━━━━━ Provided records ━━━━━
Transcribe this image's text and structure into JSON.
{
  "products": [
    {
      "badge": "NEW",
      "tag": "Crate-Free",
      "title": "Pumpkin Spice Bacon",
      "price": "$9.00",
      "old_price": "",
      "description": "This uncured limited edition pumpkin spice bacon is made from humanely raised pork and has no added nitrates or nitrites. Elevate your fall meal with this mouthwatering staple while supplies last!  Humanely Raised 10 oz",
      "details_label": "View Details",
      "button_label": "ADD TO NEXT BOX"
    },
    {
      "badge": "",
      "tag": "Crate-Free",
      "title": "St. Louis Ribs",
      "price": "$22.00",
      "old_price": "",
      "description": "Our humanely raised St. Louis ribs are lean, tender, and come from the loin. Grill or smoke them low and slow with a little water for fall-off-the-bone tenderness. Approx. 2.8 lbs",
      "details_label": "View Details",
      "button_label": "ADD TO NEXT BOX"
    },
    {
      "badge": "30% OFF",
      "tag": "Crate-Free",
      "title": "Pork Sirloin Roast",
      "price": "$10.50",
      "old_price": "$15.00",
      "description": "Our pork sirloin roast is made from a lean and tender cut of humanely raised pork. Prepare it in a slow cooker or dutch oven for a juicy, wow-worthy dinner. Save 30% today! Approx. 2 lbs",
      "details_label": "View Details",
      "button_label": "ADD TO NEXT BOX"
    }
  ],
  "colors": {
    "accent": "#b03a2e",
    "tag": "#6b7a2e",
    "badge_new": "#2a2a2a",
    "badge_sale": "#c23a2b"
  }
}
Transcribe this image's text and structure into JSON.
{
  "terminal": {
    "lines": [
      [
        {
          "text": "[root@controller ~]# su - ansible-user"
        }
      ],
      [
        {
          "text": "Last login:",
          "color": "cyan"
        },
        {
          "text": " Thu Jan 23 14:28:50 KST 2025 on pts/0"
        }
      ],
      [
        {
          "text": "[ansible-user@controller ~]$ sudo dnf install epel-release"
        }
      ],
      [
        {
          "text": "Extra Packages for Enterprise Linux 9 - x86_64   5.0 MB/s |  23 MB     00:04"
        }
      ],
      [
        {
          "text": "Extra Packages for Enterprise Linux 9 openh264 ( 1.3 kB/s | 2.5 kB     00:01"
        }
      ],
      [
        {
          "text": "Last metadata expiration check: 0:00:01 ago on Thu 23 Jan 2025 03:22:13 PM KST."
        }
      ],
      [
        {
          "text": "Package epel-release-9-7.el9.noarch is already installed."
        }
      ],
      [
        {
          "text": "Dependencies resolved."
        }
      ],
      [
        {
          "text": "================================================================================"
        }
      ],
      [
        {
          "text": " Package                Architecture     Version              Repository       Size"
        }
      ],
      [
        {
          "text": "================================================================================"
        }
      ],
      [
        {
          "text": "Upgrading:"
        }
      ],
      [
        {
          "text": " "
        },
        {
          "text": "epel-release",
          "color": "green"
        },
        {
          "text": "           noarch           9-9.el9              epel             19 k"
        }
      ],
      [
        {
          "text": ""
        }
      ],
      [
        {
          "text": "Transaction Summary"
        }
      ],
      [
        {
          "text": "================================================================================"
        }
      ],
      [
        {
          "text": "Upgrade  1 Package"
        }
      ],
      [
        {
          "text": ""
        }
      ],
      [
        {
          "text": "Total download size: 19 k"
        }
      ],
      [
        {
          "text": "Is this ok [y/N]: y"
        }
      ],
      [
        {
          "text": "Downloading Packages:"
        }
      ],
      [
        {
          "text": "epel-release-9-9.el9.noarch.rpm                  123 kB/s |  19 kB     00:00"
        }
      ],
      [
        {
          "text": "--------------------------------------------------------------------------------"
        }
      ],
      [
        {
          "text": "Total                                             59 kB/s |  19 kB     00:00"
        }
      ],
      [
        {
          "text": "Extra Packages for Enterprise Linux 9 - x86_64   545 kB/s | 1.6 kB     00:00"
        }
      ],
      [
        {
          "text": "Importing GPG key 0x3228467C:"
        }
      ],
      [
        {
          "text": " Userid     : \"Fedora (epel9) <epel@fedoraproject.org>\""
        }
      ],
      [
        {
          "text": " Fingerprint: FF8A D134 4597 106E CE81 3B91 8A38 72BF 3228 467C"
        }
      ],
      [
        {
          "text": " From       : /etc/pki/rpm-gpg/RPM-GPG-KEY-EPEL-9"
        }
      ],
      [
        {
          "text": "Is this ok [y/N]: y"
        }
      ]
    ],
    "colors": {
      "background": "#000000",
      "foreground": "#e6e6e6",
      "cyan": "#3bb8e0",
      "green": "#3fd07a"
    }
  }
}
━━━━━
Instruction
Repeat every record exactly as written, please.

Written reply
Transcribe this image's text and structure into JSON.
{
  "products": [
    {
      "badge": "NEW",
      "tag": "Crate-Free",
      "title": "Pumpkin Spice Bacon",
      "price": "$9.00",
      "old_price": "",
      "description": "This uncured limited edition pumpkin spice bacon is made from humanely raised pork and has no added nitrates or nitrites. Elevate your fall meal with this mouthwatering staple while supplies last!  Humanely Raised 10 oz",
      "details_label": "View Details",
      "button_label": "ADD TO NEXT BOX"
    },
    {
      "badge": "",
      "tag": "Crate-Free",
      "title": "St. Louis Ribs",
      "price": "$22.00",
      "old_price": "",
      "description": "Our humanely raised St. Louis ribs are lean, tender, and come from the loin. Grill or smoke them low and slow with a little water for fall-off-the-bone tenderness. Approx. 2.8 lbs",
      "details_label": "View Details",
      "button_label": "ADD TO NEXT BOX"
    },
    {
      "badge": "30% OFF",
      "tag": "Crate-Free",
      "title": "Pork Sirloin Roast",
      "price": "$10.50",
      "old_price": "$15.00",
      "description": "Our pork sirloin roast is made from a lean and tender cut of humanely raised pork. Prepare it in a slow cooker or dutch oven for a juicy, wow-worthy dinner. Save 30% today! Approx. 2 lbs",
      "details_label": "View Details",
      "button_label": "ADD TO NEXT BOX"
    }
  ],
  "colors": {
    "accent": "#b03a2e",
    "tag": "#6b7a2e",
    "badge_new": "#2a2a2a",
    "badge_sale": "#c23a2b"
  }
}
Transcribe this image's text and structure into JSON.
{
  "terminal": {
    "lines": [
      [
        {
          "text": "[root@controller ~]# su - ansible-user"
        }
      ],
      [
        {
          "text": "Last login:",
          "color": "cyan"
        },
        {
          "text": " Thu Jan 23 14:28:50 KST 2025 on pts/0"
        }
      ],
      [
        {
          "text": "[ansible-user@controller ~]$ sudo dnf install epel-release"
        }
      ],
      [
        {
          "text": "Extra Packages for Enterprise Linux 9 - x86_64   5.0 MB/s |  23 MB     00:04"
        }
      ],
      [
        {
          "text": "Extra Packages for Enterprise Linux 9 openh264 ( 1.3 kB/s | 2.5 kB     00:01"
        }
      ],
      [
        {
          "text": "Last metadata expiration check: 0:00:01 ago on Thu 23 Jan 2025 03:22:13 PM KST."
        }
      ],
      [
        {
          "text": "Package epel-release-9-7.el9.noarch is already installed."
        }
      ],
      [
        {
          "text": "Dependencies resolved."
        }
      ],
      [
        {
          "text": "================================================================================"
        }
      ],
      [
        {
          "text": " Package                Architecture     Version              Repository       Size"
        }
      ],
      [
        {
          "text": "================================================================================"
        }
      ],
      [
        {
          "text": "Upgrading:"
        }
      ],
      [
        {
          "text": " "
        },
        {
          "text": "epel-release",
          "color": "green"
        },
        {
          "text": "           noarch           9-9.el9              epel             19 k"
        }
      ],
      [
        {
          "text": ""
        }
      ],
      [
        {
          "text": "Transaction Summary"
        }
      ],
      [
        {
          "text": "================================================================================"
        }
      ],
      [
        {
          "text": "Upgrade  1 Package"
        }
      ],
      [
        {
          "text": ""
        }
      ],
      [
        {
          "text": "Total download size: 19 k"
        }
      ],
      [
        {
          "text": "Is this ok [y/N]: y"
        }
      ],
      [
        {
          "text": "Downloading Packages:"
        }
      ],
      [
        {
          "text": "epel-release-9-9.el9.noarch.rpm                  123 kB/s |  19 kB     00:00"
        }
      ],
      [
        {
          "text": "--------------------------------------------------------------------------------"
        }
      ],
      [
        {
          "text": "Total                                             59 kB/s |  19 kB     00:00"
        }
      ],
      [
        {
          "text": "Extra Packages for Enterprise Linux 9 - x86_64   545 kB/s | 1.6 kB     00:00"
        }
      ],
      [
        {
          "text": "Importing GPG key 0x3228467C:"
        }
      ],
      [
        {
          "text": " Userid     : \"Fedora (epel9) <epel@fedoraproject.org>\""
        }
      ],
      [
        {
          "text": " Fingerprint: FF8A D134 4597 106E CE81 3B91 8A38 72BF 3228 467C"
        }
      ],
      [
        {
          "text": " From       : /etc/pki/rpm-gpg/RPM-GPG-KEY-EPEL-9"
        }
      ],
      [
        {
          "text": "Is this ok [y/N]: y"
        }
      ]
    ],
    "colors": {
      "background": "#000000",
      "foreground": "#e6e6e6",
      "cyan": "#3bb8e0",
      "green": "#3fd07a"
    }
  }
}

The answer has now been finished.